■ **Extracted data entries**
+--

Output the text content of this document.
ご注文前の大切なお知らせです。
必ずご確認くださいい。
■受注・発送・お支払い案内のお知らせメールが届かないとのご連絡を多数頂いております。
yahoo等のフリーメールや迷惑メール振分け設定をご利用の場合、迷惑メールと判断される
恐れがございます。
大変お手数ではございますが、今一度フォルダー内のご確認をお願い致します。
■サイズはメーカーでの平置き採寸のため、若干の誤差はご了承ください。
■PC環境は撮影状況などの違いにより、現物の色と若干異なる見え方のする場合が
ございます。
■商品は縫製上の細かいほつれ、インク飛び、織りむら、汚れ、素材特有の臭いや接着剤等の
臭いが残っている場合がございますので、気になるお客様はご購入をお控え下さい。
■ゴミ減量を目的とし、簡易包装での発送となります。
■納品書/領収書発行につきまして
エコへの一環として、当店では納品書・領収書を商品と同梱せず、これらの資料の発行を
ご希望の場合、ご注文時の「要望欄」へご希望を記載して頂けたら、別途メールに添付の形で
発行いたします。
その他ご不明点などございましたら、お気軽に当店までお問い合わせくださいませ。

+--

Write the whole listing out again. Keep every line exactly as it is.

Output the text content of this document.
ご注文前の大切なお知らせです。
必ずご確認くださいい。
■受注・発送・お支払い案内のお知らせメールが届かないとのご連絡を多数頂いております。
yahoo等のフリーメールや迷惑メール振分け設定をご利用の場合、迷惑メールと判断される
恐れがございます。
大変お手数ではございますが、今一度フォルダー内のご確認をお願い致します。
■サイズはメーカーでの平置き採寸のため、若干の誤差はご了承ください。
■PC環境は撮影状況などの違いにより、現物の色と若干異なる見え方のする場合が
ございます。
■商品は縫製上の細かいほつれ、インク飛び、織りむら、汚れ、素材特有の臭いや接着剤等の
臭いが残っている場合がございますので、気になるお客様はご購入をお控え下さい。
■ゴミ減量を目的とし、簡易包装での発送となります。
■納品書/領収書発行につきまして
エコへの一環として、当店では納品書・領収書を商品と同梱せず、これらの資料の発行を
ご希望の場合、ご注文時の「要望欄」へご希望を記載して頂けたら、別途メールに添付の形で
発行いたします。
その他ご不明点などございましたら、お気軽に当店までお問い合わせくださいませ。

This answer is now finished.